=== Requirement ===
Copy out each line of the data below precisely, keeping every character unchanged.

Stored records
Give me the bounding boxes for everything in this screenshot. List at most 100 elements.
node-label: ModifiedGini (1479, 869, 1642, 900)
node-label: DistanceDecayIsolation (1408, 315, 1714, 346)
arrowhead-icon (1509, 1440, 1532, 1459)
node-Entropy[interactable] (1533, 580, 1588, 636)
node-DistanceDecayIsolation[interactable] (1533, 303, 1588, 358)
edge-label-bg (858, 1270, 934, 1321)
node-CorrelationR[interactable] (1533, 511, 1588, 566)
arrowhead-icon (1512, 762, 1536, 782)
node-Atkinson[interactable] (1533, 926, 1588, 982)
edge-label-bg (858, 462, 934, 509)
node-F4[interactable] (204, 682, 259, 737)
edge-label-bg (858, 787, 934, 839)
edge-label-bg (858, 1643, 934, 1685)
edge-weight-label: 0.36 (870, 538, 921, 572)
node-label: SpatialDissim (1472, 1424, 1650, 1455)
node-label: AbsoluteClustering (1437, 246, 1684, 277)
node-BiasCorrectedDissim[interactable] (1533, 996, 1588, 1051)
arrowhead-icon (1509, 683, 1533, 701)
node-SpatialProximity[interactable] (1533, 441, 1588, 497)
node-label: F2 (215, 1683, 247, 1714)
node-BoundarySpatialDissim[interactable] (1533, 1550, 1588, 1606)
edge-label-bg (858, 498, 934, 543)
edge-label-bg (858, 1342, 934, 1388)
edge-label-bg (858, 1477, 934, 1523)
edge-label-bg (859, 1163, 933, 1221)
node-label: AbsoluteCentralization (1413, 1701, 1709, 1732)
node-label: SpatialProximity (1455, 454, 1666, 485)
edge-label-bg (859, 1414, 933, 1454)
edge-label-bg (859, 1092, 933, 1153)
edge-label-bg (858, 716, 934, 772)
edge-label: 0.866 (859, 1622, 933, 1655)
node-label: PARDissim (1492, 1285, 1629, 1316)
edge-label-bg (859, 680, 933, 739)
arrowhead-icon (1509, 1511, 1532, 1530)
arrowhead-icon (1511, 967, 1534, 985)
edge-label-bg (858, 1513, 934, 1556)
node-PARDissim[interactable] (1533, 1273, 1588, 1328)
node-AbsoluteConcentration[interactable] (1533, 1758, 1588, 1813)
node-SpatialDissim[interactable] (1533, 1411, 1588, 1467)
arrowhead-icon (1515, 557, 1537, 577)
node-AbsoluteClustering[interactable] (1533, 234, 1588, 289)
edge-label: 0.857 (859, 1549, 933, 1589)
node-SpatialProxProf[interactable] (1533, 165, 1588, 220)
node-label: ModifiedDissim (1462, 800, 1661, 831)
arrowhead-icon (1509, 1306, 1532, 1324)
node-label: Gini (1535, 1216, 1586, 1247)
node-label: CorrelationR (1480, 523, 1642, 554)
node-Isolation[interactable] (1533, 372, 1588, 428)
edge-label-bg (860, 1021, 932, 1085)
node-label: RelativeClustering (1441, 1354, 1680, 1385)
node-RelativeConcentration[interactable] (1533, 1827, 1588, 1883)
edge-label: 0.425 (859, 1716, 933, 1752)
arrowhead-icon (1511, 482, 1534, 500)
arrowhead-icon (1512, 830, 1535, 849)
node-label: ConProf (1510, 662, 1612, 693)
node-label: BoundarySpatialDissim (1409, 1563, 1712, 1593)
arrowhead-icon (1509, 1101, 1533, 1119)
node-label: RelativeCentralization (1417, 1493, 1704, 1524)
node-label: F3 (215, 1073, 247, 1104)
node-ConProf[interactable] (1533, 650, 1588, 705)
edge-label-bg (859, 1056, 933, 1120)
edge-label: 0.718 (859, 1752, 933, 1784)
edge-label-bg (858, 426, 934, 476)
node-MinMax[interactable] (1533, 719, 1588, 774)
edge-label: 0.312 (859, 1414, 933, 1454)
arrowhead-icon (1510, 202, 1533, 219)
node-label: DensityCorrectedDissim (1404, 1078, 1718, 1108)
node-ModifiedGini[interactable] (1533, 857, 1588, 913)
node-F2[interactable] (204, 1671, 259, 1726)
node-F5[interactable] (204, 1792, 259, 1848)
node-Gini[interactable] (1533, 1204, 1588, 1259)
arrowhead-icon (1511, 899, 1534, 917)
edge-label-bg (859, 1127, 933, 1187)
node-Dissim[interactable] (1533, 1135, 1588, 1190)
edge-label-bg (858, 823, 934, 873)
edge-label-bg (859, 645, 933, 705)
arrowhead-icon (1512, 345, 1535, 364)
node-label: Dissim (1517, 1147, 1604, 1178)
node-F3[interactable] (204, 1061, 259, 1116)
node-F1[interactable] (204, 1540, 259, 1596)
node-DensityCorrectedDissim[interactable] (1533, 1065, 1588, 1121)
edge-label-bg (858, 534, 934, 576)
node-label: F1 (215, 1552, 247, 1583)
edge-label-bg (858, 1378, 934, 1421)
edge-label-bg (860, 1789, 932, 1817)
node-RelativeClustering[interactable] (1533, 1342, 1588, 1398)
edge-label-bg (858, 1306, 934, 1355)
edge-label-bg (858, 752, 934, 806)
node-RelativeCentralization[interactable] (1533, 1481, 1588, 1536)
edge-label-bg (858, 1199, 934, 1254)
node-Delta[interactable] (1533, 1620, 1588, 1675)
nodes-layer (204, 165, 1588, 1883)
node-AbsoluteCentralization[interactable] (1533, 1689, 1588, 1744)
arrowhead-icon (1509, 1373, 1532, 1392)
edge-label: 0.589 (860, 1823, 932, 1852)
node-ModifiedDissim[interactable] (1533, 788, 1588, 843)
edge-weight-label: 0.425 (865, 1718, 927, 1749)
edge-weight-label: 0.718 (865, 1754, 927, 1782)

=== Full output ===
Give me the bounding boxes for everything in this screenshot. List at most 100 elements.
node-label: ModifiedGini (1479, 869, 1642, 900)
node-label: DistanceDecayIsolation (1408, 315, 1714, 346)
arrowhead-icon (1509, 1440, 1532, 1459)
node-Entropy[interactable] (1533, 580, 1588, 636)
node-DistanceDecayIsolation[interactable] (1533, 303, 1588, 358)
edge-label-bg (858, 1270, 934, 1321)
node-CorrelationR[interactable] (1533, 511, 1588, 566)
arrowhead-icon (1512, 762, 1536, 782)
node-Atkinson[interactable] (1533, 926, 1588, 982)
edge-label-bg (858, 462, 934, 509)
node-F4[interactable] (204, 682, 259, 737)
edge-label-bg (858, 787, 934, 839)
edge-label-bg (858, 1643, 934, 1685)
edge-weight-label: 0.36 (870, 538, 921, 572)
node-label: SpatialDissim (1472, 1424, 1650, 1455)
node-label: AbsoluteClustering (1437, 246, 1684, 277)
node-BiasCorrectedDissim[interactable] (1533, 996, 1588, 1051)
arrowhead-icon (1509, 683, 1533, 701)
node-SpatialProximity[interactable] (1533, 441, 1588, 497)
node-label: F2 (215, 1683, 247, 1714)
node-BoundarySpatialDissim[interactable] (1533, 1550, 1588, 1606)
edge-label-bg (858, 498, 934, 543)
edge-label-bg (858, 1342, 934, 1388)
edge-label-bg (858, 1477, 934, 1523)
edge-label-bg (859, 1163, 933, 1221)
node-label: AbsoluteCentralization (1413, 1701, 1709, 1732)
node-label: SpatialProximity (1455, 454, 1666, 485)
edge-label-bg (859, 1414, 933, 1454)
edge-label-bg (859, 1092, 933, 1153)
edge-label-bg (858, 716, 934, 772)
edge-label: 0.866 (859, 1622, 933, 1655)
node-label: PARDissim (1492, 1285, 1629, 1316)
edge-label-bg (859, 680, 933, 739)
arrowhead-icon (1509, 1511, 1532, 1530)
arrowhead-icon (1511, 967, 1534, 985)
edge-label-bg (858, 1513, 934, 1556)
node-PARDissim[interactable] (1533, 1273, 1588, 1328)
node-AbsoluteConcentration[interactable] (1533, 1758, 1588, 1813)
node-SpatialDissim[interactable] (1533, 1411, 1588, 1467)
arrowhead-icon (1515, 557, 1537, 577)
node-AbsoluteClustering[interactable] (1533, 234, 1588, 289)
edge-label: 0.857 (859, 1549, 933, 1589)
node-SpatialProxProf[interactable] (1533, 165, 1588, 220)
node-label: ModifiedDissim (1462, 800, 1661, 831)
arrowhead-icon (1509, 1306, 1532, 1324)
node-label: Gini (1535, 1216, 1586, 1247)
node-label: CorrelationR (1480, 523, 1642, 554)
node-Isolation[interactable] (1533, 372, 1588, 428)
edge-label-bg (860, 1021, 932, 1085)
node-label: RelativeClustering (1441, 1354, 1680, 1385)
node-RelativeConcentration[interactable] (1533, 1827, 1588, 1883)
edge-label: 0.425 (859, 1716, 933, 1752)
arrowhead-icon (1511, 482, 1534, 500)
arrowhead-icon (1512, 830, 1535, 849)
node-label: ConProf (1510, 662, 1612, 693)
node-label: BoundarySpatialDissim (1409, 1563, 1712, 1593)
arrowhead-icon (1509, 1101, 1533, 1119)
node-label: RelativeCentralization (1417, 1493, 1704, 1524)
node-label: F3 (215, 1073, 247, 1104)
node-ConProf[interactable] (1533, 650, 1588, 705)
edge-label-bg (859, 1056, 933, 1120)
edge-label: 0.718 (859, 1752, 933, 1784)
edge-label-bg (858, 426, 934, 476)
node-MinMax[interactable] (1533, 719, 1588, 774)
edge-label: 0.312 (859, 1414, 933, 1454)
arrowhead-icon (1510, 202, 1533, 219)
node-label: DensityCorrectedDissim (1404, 1078, 1718, 1108)
node-ModifiedGini[interactable] (1533, 857, 1588, 913)
node-F2[interactable] (204, 1671, 259, 1726)
node-F5[interactable] (204, 1792, 259, 1848)
node-Gini[interactable] (1533, 1204, 1588, 1259)
arrowhead-icon (1511, 899, 1534, 917)
edge-label-bg (859, 1127, 933, 1187)
node-Dissim[interactable] (1533, 1135, 1588, 1190)
edge-label-bg (858, 823, 934, 873)
edge-label-bg (859, 645, 933, 705)
arrowhead-icon (1512, 345, 1535, 364)
node-label: Dissim (1517, 1147, 1604, 1178)
node-F3[interactable] (204, 1061, 259, 1116)
node-F1[interactable] (204, 1540, 259, 1596)
node-DensityCorrectedDissim[interactable] (1533, 1065, 1588, 1121)
edge-label-bg (858, 534, 934, 576)
node-label: F1 (215, 1552, 247, 1583)
edge-label-bg (858, 1378, 934, 1421)
edge-label-bg (860, 1789, 932, 1817)
node-RelativeClustering[interactable] (1533, 1342, 1588, 1398)
edge-label-bg (858, 1306, 934, 1355)
edge-label-bg (858, 752, 934, 806)
node-RelativeCentralization[interactable] (1533, 1481, 1588, 1536)
edge-label-bg (858, 1199, 934, 1254)
node-Delta[interactable] (1533, 1620, 1588, 1675)
nodes-layer (204, 165, 1588, 1883)
node-AbsoluteCentralization[interactable] (1533, 1689, 1588, 1744)
arrowhead-icon (1509, 1373, 1532, 1392)
edge-label: 0.589 (860, 1823, 932, 1852)
node-ModifiedDissim[interactable] (1533, 788, 1588, 843)
edge-weight-label: 0.425 (865, 1718, 927, 1749)
edge-weight-label: 0.718 (865, 1754, 927, 1782)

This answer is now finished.